> **What needs to be done**: Transcribe each record exactly; skip any picture.

> **Records for processing**:
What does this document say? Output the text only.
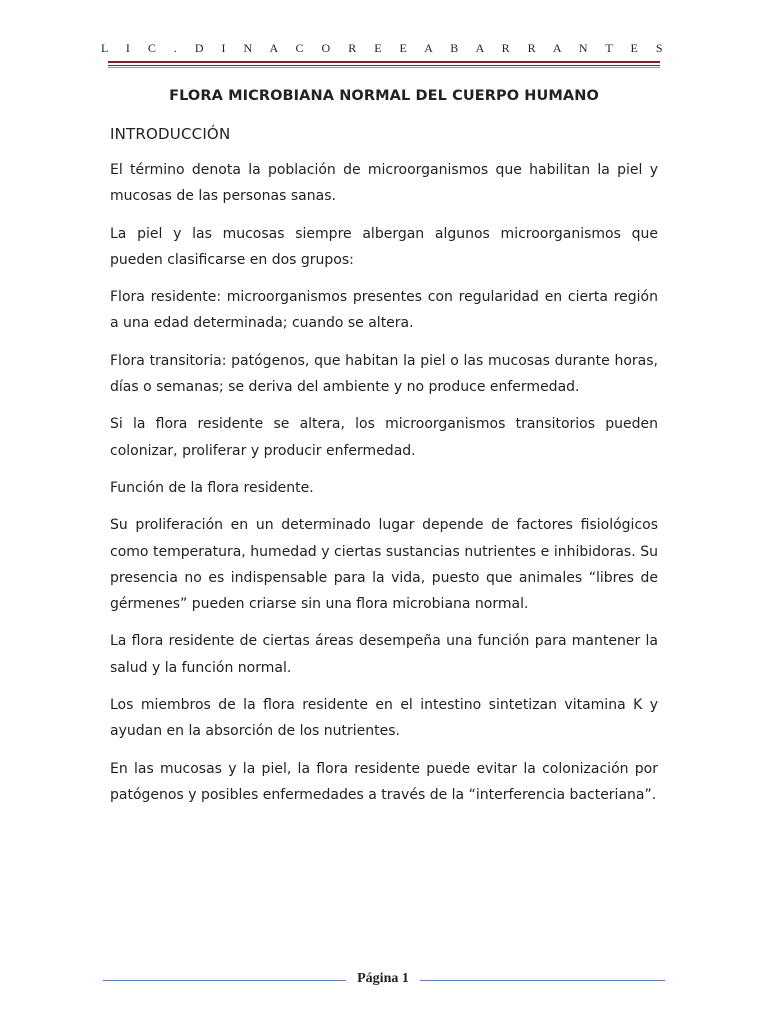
L I C . D I N A C O R E E A B A R R A N T E S
FLORA MICROBIANA NORMAL DEL CUERPO HUMANO
INTRODUCCIÓN

El término denota la población de microorganismos que habilitan la piel y mucosas de las personas sanas.

La piel y las mucosas siempre albergan algunos microorganismos que pueden clasificarse en dos grupos:

Flora residente: microorganismos presentes con regularidad en cierta región a una edad determinada; cuando se altera.

Flora transitoria: patógenos, que habitan la piel o las mucosas durante horas, días o semanas; se deriva del ambiente y no produce enfermedad.

Si la flora residente se altera, los microorganismos transitorios pueden colonizar, proliferar y producir enfermedad.

Función de la flora residente.

Su proliferación en un determinado lugar depende de factores fisiológicos como temperatura, humedad y ciertas sustancias nutrientes e inhibidoras. Su presencia no es indispensable para la vida, puesto que animales “libres de gérmenes” pueden criarse sin una flora microbiana normal.

La flora residente de ciertas áreas desempeña una función para mantener la salud y la función normal.

Los miembros de la flora residente en el intestino sintetizan vitamina K y ayudan en la absorción de los nutrientes.

En las mucosas y la piel, la flora residente puede evitar la colonización por patógenos y posibles enfermedades a través de la “interferencia bacteriana”.

Página 1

> **Output**:
What does this document say? Output the text only.
L I C . D I N A C O R E E A B A R R A N T E S
FLORA MICROBIANA NORMAL DEL CUERPO HUMANO
INTRODUCCIÓN

El término denota la población de microorganismos que habilitan la piel y mucosas de las personas sanas.

La piel y las mucosas siempre albergan algunos microorganismos que pueden clasificarse en dos grupos:

Flora residente: microorganismos presentes con regularidad en cierta región a una edad determinada; cuando se altera.

Flora transitoria: patógenos, que habitan la piel o las mucosas durante horas, días o semanas; se deriva del ambiente y no produce enfermedad.

Si la flora residente se altera, los microorganismos transitorios pueden colonizar, proliferar y producir enfermedad.

Función de la flora residente.

Su proliferación en un determinado lugar depende de factores fisiológicos como temperatura, humedad y ciertas sustancias nutrientes e inhibidoras. Su presencia no es indispensable para la vida, puesto que animales “libres de gérmenes” pueden criarse sin una flora microbiana normal.

La flora residente de ciertas áreas desempeña una función para mantener la salud y la función normal.

Los miembros de la flora residente en el intestino sintetizan vitamina K y ayudan en la absorción de los nutrientes.

En las mucosas y la piel, la flora residente puede evitar la colonización por patógenos y posibles enfermedades a través de la “interferencia bacteriana”.

Página 1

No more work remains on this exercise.